#### [Written problem]
Look through the material below. Copy every line with the string "rotate" in it.

#### [Input]

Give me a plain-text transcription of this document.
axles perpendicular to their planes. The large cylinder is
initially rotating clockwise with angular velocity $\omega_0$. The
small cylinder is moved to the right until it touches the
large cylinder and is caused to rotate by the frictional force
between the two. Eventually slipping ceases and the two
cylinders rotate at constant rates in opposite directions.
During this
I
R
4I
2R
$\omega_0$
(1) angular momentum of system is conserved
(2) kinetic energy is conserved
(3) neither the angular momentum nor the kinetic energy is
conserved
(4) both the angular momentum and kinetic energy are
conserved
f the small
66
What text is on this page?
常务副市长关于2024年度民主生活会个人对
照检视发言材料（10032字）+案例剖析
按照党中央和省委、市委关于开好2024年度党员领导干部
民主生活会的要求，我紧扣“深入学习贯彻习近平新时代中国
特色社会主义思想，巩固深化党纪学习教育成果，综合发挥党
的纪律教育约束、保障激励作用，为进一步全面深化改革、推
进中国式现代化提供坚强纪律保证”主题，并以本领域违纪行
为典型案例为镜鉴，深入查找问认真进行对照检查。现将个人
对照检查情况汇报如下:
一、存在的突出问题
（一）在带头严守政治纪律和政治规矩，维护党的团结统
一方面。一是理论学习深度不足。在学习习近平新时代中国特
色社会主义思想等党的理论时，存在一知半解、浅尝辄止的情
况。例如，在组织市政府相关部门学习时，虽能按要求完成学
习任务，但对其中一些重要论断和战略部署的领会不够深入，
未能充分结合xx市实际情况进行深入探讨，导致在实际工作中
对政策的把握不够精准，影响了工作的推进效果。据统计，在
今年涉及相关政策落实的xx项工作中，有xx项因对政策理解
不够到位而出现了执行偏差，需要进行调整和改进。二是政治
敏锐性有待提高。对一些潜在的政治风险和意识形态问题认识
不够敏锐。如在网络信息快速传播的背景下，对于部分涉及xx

#### [Task solution]
large cylinder and is caused to rotate by the frictional force
cylinders rotate at constant rates in opposite directions.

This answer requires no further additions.